Structured figure records
*-*-*
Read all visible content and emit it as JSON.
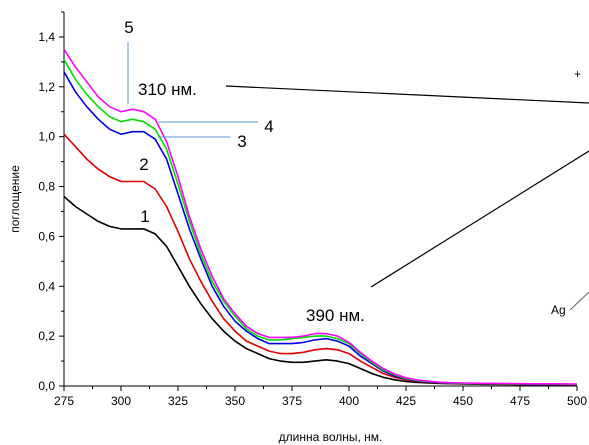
{
  "chart_data": {
    "type": "line",
    "title": "",
    "xlabel": "длинна волны, нм.",
    "ylabel": "поглощение",
    "xlim": [
      275,
      500
    ],
    "ylim": [
      0.0,
      1.5
    ],
    "x_ticks": [
      "275",
      "300",
      "325",
      "350",
      "375",
      "400",
      "425",
      "450",
      "475",
      "500"
    ],
    "y_ticks": [
      "0,0",
      "0,2",
      "0,4",
      "0,6",
      "0,8",
      "1,0",
      "1,2",
      "1,4"
    ],
    "grid": false,
    "legend": "none",
    "x": [
      275,
      280,
      285,
      290,
      295,
      300,
      305,
      310,
      315,
      320,
      325,
      330,
      335,
      340,
      345,
      350,
      355,
      360,
      365,
      370,
      375,
      380,
      385,
      390,
      395,
      400,
      405,
      410,
      415,
      420,
      425,
      430,
      440,
      450,
      460,
      470,
      480,
      490,
      500
    ],
    "series": [
      {
        "name": "1",
        "color": "#000000",
        "values": [
          0.76,
          0.72,
          0.69,
          0.66,
          0.64,
          0.63,
          0.63,
          0.63,
          0.61,
          0.56,
          0.48,
          0.4,
          0.33,
          0.27,
          0.22,
          0.18,
          0.15,
          0.13,
          0.11,
          0.1,
          0.095,
          0.095,
          0.1,
          0.105,
          0.1,
          0.09,
          0.07,
          0.05,
          0.035,
          0.025,
          0.018,
          0.014,
          0.01,
          0.008,
          0.007,
          0.006,
          0.005,
          0.005,
          0.004
        ]
      },
      {
        "name": "2",
        "color": "#e00000",
        "values": [
          1.01,
          0.96,
          0.91,
          0.87,
          0.84,
          0.82,
          0.82,
          0.82,
          0.79,
          0.72,
          0.62,
          0.51,
          0.42,
          0.34,
          0.27,
          0.22,
          0.18,
          0.16,
          0.14,
          0.13,
          0.13,
          0.135,
          0.145,
          0.15,
          0.145,
          0.13,
          0.1,
          0.075,
          0.05,
          0.035,
          0.025,
          0.018,
          0.012,
          0.009,
          0.008,
          0.007,
          0.006,
          0.006,
          0.005
        ]
      },
      {
        "name": "3",
        "color": "#0000e0",
        "values": [
          1.26,
          1.18,
          1.12,
          1.07,
          1.03,
          1.01,
          1.02,
          1.02,
          0.99,
          0.91,
          0.77,
          0.63,
          0.51,
          0.4,
          0.32,
          0.26,
          0.22,
          0.19,
          0.17,
          0.17,
          0.17,
          0.175,
          0.185,
          0.19,
          0.18,
          0.16,
          0.12,
          0.09,
          0.06,
          0.04,
          0.028,
          0.02,
          0.013,
          0.01,
          0.009,
          0.008,
          0.007,
          0.007,
          0.006
        ]
      },
      {
        "name": "4",
        "color": "#00dd00",
        "values": [
          1.31,
          1.23,
          1.17,
          1.12,
          1.08,
          1.06,
          1.07,
          1.06,
          1.03,
          0.95,
          0.81,
          0.66,
          0.53,
          0.42,
          0.34,
          0.28,
          0.23,
          0.2,
          0.185,
          0.185,
          0.19,
          0.195,
          0.2,
          0.2,
          0.19,
          0.17,
          0.13,
          0.095,
          0.065,
          0.045,
          0.03,
          0.022,
          0.014,
          0.011,
          0.01,
          0.009,
          0.008,
          0.008,
          0.007
        ]
      },
      {
        "name": "5",
        "color": "#ff00ff",
        "values": [
          1.35,
          1.28,
          1.22,
          1.16,
          1.12,
          1.1,
          1.11,
          1.1,
          1.07,
          0.98,
          0.84,
          0.68,
          0.55,
          0.44,
          0.35,
          0.29,
          0.24,
          0.21,
          0.195,
          0.195,
          0.195,
          0.2,
          0.21,
          0.21,
          0.2,
          0.175,
          0.135,
          0.1,
          0.07,
          0.048,
          0.033,
          0.024,
          0.015,
          0.012,
          0.011,
          0.01,
          0.009,
          0.009,
          0.008
        ]
      }
    ],
    "annotations": {
      "peak_310": "310 нм.",
      "peak_390": "390 нм.",
      "inset_label": "Ag",
      "inset_mark": "+"
    }
  }
}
*-*-*
§ Written exercise
Reproduce each line word for word and drop the pictures.

§ Written solution
Read all visible content and emit it as JSON.
{
  "chart_data": {
    "type": "line",
    "title": "",
    "xlabel": "длинна волны, нм.",
    "ylabel": "поглощение",
    "xlim": [
      275,
      500
    ],
    "ylim": [
      0.0,
      1.5
    ],
    "x_ticks": [
      "275",
      "300",
      "325",
      "350",
      "375",
      "400",
      "425",
      "450",
      "475",
      "500"
    ],
    "y_ticks": [
      "0,0",
      "0,2",
      "0,4",
      "0,6",
      "0,8",
      "1,0",
      "1,2",
      "1,4"
    ],
    "grid": false,
    "legend": "none",
    "x": [
      275,
      280,
      285,
      290,
      295,
      300,
      305,
      310,
      315,
      320,
      325,
      330,
      335,
      340,
      345,
      350,
      355,
      360,
      365,
      370,
      375,
      380,
      385,
      390,
      395,
      400,
      405,
      410,
      415,
      420,
      425,
      430,
      440,
      450,
      460,
      470,
      480,
      490,
      500
    ],
    "series": [
      {
        "name": "1",
        "color": "#000000",
        "values": [
          0.76,
          0.72,
          0.69,
          0.66,
          0.64,
          0.63,
          0.63,
          0.63,
          0.61,
          0.56,
          0.48,
          0.4,
          0.33,
          0.27,
          0.22,
          0.18,
          0.15,
          0.13,
          0.11,
          0.1,
          0.095,
          0.095,
          0.1,
          0.105,
          0.1,
          0.09,
          0.07,
          0.05,
          0.035,
          0.025,
          0.018,
          0.014,
          0.01,
          0.008,
          0.007,
          0.006,
          0.005,
          0.005,
          0.004
        ]
      },
      {
        "name": "2",
        "color": "#e00000",
        "values": [
          1.01,
          0.96,
          0.91,
          0.87,
          0.84,
          0.82,
          0.82,
          0.82,
          0.79,
          0.72,
          0.62,
          0.51,
          0.42,
          0.34,
          0.27,
          0.22,
          0.18,
          0.16,
          0.14,
          0.13,
          0.13,
          0.135,
          0.145,
          0.15,
          0.145,
          0.13,
          0.1,
          0.075,
          0.05,
          0.035,
          0.025,
          0.018,
          0.012,
          0.009,
          0.008,
          0.007,
          0.006,
          0.006,
          0.005
        ]
      },
      {
        "name": "3",
        "color": "#0000e0",
        "values": [
          1.26,
          1.18,
          1.12,
          1.07,
          1.03,
          1.01,
          1.02,
          1.02,
          0.99,
          0.91,
          0.77,
          0.63,
          0.51,
          0.4,
          0.32,
          0.26,
          0.22,
          0.19,
          0.17,
          0.17,
          0.17,
          0.175,
          0.185,
          0.19,
          0.18,
          0.16,
          0.12,
          0.09,
          0.06,
          0.04,
          0.028,
          0.02,
          0.013,
          0.01,
          0.009,
          0.008,
          0.007,
          0.007,
          0.006
        ]
      },
      {
        "name": "4",
        "color": "#00dd00",
        "values": [
          1.31,
          1.23,
          1.17,
          1.12,
          1.08,
          1.06,
          1.07,
          1.06,
          1.03,
          0.95,
          0.81,
          0.66,
          0.53,
          0.42,
          0.34,
          0.28,
          0.23,
          0.2,
          0.185,
          0.185,
          0.19,
          0.195,
          0.2,
          0.2,
          0.19,
          0.17,
          0.13,
          0.095,
          0.065,
          0.045,
          0.03,
          0.022,
          0.014,
          0.011,
          0.01,
          0.009,
          0.008,
          0.008,
          0.007
        ]
      },
      {
        "name": "5",
        "color": "#ff00ff",
        "values": [
          1.35,
          1.28,
          1.22,
          1.16,
          1.12,
          1.1,
          1.11,
          1.1,
          1.07,
          0.98,
          0.84,
          0.68,
          0.55,
          0.44,
          0.35,
          0.29,
          0.24,
          0.21,
          0.195,
          0.195,
          0.195,
          0.2,
          0.21,
          0.21,
          0.2,
          0.175,
          0.135,
          0.1,
          0.07,
          0.048,
          0.033,
          0.024,
          0.015,
          0.012,
          0.011,
          0.01,
          0.009,
          0.009,
          0.008
        ]
      }
    ],
    "annotations": {
      "peak_310": "310 нм.",
      "peak_390": "390 нм.",
      "inset_label": "Ag",
      "inset_mark": "+"
    }
  }
}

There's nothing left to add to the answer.